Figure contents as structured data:
+++
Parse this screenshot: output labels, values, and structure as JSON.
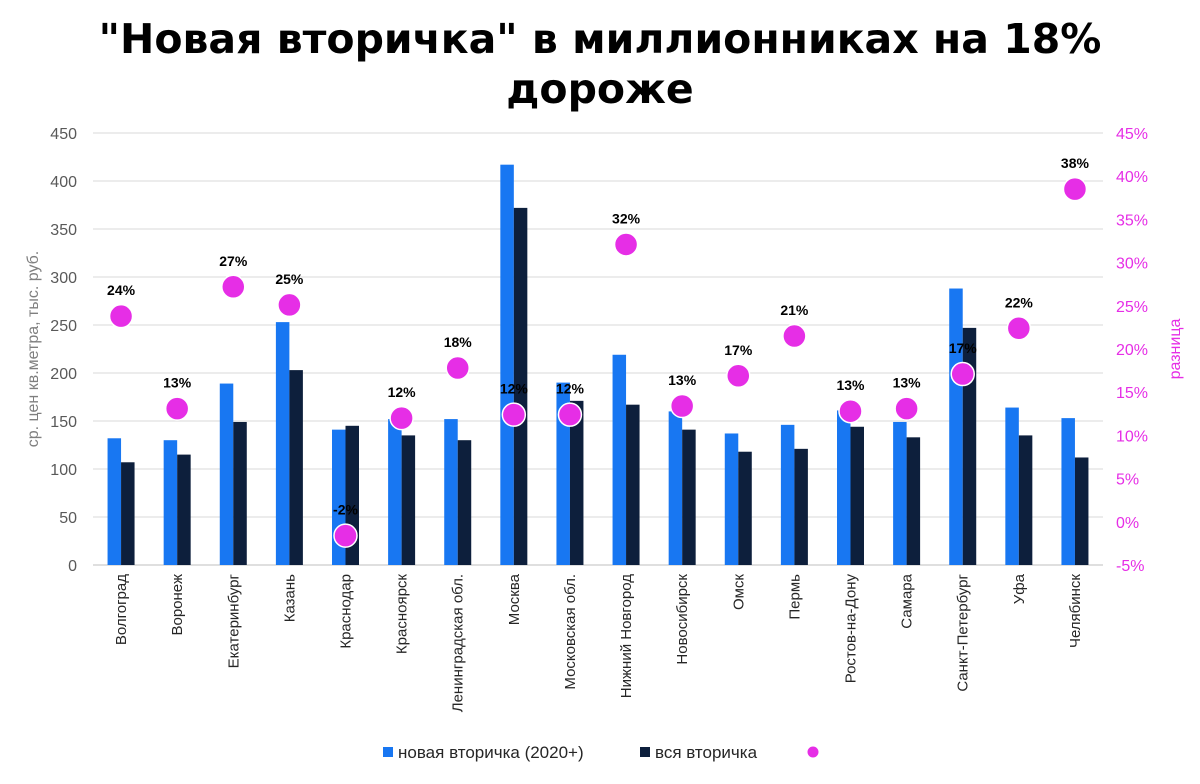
{
  "title_line1": "\"Новая вторичка\" в миллионниках на 18%",
  "title_line2": "дороже",
  "colors": {
    "new": "#1877f2",
    "all": "#0d1f3c",
    "diff": "#e62ee6"
  },
  "chart_data": {
    "type": "bar",
    "title": "\"Новая вторичка\" в миллионниках на 18% дороже",
    "ylabel": "ср. цен кв.метра, тыс. руб.",
    "y2label": "разница",
    "ylim": [
      0,
      450
    ],
    "y2lim": [
      -5,
      45
    ],
    "yticks": [
      "0",
      "50",
      "100",
      "150",
      "200",
      "250",
      "300",
      "350",
      "400",
      "450"
    ],
    "y2ticks": [
      "-5%",
      "0%",
      "5%",
      "10%",
      "15%",
      "20%",
      "25%",
      "30%",
      "35%",
      "40%",
      "45%"
    ],
    "categories": [
      "Волгоград",
      "Воронеж",
      "Екатеринбург",
      "Казань",
      "Краснодар",
      "Красноярск",
      "Ленинградская обл.",
      "Москва",
      "Московская обл.",
      "Нижний Новгород",
      "Новосибирск",
      "Омск",
      "Пермь",
      "Ростов-на-Дону",
      "Самара",
      "Санкт-Петербург",
      "Уфа",
      "Челябинск"
    ],
    "series": [
      {
        "name": "новая вторичка (2020+)",
        "type": "bar",
        "axis": "left",
        "values": [
          132,
          130,
          189,
          253,
          141,
          152,
          152,
          417,
          190,
          219,
          160,
          137,
          146,
          161,
          149,
          288,
          164,
          153
        ]
      },
      {
        "name": "вся вторичка",
        "type": "bar",
        "axis": "left",
        "values": [
          107,
          115,
          149,
          203,
          145,
          135,
          130,
          372,
          171,
          167,
          141,
          118,
          121,
          144,
          133,
          247,
          135,
          112
        ]
      },
      {
        "name": "",
        "type": "scatter",
        "axis": "right",
        "values": [
          24,
          13,
          27,
          25,
          -2,
          12,
          18,
          12,
          12,
          32,
          13,
          17,
          21,
          13,
          13,
          17,
          22,
          38
        ],
        "plot_values": [
          23.8,
          13.1,
          27.2,
          25.1,
          -1.6,
          12.0,
          17.8,
          12.4,
          12.4,
          32.1,
          13.4,
          16.9,
          21.5,
          12.8,
          13.1,
          17.1,
          22.4,
          38.5
        ],
        "labels": [
          "24%",
          "13%",
          "27%",
          "25%",
          "-2%",
          "12%",
          "18%",
          "12%",
          "12%",
          "32%",
          "13%",
          "17%",
          "21%",
          "13%",
          "13%",
          "17%",
          "22%",
          "38%"
        ]
      }
    ],
    "legend": [
      "новая вторичка (2020+)",
      "вся вторичка",
      ""
    ],
    "legend_position": "bottom",
    "grid": true
  }
}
+++
### Set task
Above are the records; copy every line in them that holds the word "name".

### Response below
        "name": "новая вторичка (2020+)",
        "name": "вся вторичка",
        "name": "",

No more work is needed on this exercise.